start Input for this task

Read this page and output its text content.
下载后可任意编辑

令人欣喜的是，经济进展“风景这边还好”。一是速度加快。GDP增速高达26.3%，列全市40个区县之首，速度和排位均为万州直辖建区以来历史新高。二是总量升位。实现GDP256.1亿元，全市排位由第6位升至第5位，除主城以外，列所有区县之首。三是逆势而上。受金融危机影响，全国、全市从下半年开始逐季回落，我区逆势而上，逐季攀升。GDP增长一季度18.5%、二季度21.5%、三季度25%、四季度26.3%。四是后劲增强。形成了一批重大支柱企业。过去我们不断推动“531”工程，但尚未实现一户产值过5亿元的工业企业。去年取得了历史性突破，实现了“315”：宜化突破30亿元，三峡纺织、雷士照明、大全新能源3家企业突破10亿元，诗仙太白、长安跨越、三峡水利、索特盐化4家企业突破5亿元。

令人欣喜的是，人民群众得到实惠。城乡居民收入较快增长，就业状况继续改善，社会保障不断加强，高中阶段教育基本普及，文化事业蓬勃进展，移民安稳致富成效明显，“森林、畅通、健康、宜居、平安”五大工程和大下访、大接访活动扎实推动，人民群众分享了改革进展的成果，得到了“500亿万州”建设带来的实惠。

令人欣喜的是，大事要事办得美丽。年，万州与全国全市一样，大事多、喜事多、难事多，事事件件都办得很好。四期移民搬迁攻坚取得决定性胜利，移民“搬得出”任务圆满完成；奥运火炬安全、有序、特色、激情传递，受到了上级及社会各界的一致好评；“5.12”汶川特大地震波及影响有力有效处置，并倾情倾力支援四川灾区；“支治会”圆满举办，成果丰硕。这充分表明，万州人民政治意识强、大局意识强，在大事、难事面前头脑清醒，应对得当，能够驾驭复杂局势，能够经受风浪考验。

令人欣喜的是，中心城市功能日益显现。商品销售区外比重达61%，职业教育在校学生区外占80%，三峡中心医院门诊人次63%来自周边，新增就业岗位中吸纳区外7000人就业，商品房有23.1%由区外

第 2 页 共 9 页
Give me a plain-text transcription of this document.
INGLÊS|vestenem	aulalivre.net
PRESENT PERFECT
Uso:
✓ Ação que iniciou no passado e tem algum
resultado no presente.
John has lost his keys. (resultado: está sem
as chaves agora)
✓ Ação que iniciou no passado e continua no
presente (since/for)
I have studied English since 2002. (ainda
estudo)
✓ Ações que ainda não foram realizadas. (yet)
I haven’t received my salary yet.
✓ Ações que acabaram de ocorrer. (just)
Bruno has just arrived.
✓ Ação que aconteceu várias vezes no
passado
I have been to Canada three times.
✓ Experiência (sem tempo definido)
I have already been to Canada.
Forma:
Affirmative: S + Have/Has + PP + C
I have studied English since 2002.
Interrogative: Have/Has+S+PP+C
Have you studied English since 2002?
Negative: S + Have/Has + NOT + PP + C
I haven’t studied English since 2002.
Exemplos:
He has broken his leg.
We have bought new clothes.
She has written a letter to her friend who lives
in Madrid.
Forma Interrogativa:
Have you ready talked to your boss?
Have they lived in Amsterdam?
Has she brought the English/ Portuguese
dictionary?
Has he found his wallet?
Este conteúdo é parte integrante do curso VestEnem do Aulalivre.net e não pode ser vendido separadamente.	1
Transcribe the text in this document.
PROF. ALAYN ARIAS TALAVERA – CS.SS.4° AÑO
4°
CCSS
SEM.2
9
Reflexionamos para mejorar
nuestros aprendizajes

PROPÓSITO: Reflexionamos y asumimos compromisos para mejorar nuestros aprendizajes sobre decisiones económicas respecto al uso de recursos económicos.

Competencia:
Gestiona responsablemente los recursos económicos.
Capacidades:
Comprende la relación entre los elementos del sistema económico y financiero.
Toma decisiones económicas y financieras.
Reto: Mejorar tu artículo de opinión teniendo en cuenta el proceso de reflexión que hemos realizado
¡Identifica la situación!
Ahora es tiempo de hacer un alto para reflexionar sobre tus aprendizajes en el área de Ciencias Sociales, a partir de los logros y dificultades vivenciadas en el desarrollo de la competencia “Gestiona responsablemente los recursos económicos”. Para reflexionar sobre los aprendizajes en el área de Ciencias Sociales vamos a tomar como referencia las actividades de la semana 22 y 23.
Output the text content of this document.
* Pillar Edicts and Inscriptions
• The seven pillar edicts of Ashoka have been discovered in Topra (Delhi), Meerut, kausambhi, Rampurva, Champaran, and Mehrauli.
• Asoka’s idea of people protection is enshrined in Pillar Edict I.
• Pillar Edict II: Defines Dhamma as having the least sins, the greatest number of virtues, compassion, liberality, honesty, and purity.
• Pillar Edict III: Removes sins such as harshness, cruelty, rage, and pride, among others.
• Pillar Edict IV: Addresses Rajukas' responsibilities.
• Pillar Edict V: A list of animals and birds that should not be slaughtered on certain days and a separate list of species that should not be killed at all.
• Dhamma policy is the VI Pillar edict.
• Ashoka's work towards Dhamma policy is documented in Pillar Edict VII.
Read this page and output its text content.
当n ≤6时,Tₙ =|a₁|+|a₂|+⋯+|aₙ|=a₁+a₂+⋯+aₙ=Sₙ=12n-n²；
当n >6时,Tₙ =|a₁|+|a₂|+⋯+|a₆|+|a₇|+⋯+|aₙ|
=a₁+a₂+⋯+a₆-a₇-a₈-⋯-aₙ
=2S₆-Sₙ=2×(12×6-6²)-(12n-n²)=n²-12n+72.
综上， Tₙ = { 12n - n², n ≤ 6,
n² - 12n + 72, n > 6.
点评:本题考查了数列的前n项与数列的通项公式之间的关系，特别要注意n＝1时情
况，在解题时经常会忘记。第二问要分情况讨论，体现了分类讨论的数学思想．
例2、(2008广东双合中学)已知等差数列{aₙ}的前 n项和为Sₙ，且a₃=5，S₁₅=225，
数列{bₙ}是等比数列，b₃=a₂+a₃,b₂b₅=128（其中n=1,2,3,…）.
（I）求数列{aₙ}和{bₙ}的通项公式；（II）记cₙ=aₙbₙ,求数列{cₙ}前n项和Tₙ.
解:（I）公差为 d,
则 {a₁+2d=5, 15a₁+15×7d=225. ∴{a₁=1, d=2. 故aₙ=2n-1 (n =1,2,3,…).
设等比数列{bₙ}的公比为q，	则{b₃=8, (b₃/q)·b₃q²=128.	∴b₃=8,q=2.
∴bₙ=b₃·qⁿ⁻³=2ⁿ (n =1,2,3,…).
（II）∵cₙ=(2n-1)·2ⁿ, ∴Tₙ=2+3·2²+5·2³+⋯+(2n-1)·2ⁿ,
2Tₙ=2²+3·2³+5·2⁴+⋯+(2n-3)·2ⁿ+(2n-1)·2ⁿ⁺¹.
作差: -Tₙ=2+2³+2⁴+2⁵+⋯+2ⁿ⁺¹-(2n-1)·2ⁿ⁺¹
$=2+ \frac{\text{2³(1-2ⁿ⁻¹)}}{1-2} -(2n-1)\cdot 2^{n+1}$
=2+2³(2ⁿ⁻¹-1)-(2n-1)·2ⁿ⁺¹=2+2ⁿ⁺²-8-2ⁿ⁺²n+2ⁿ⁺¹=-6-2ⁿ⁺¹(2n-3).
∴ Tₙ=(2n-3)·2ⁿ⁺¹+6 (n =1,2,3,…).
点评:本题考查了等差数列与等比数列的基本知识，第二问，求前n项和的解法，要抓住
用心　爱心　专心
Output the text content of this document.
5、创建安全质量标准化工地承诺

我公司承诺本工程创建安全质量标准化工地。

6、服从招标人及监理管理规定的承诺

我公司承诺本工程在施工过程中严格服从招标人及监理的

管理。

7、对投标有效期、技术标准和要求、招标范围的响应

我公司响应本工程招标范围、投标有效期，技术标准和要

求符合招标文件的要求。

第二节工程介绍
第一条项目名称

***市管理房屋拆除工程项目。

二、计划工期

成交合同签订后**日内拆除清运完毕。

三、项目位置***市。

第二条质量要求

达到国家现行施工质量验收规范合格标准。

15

end Input for this task

From the entries, copy out each line containing the word "Ashoka".

• The seven pillar edicts of Ashoka have been discovered in Topra (Delhi), Meerut, kausambhi, Rampurva, Champaran, and Mehrauli.
• Ashoka's work towards Dhamma policy is documented in Pillar Edict VII.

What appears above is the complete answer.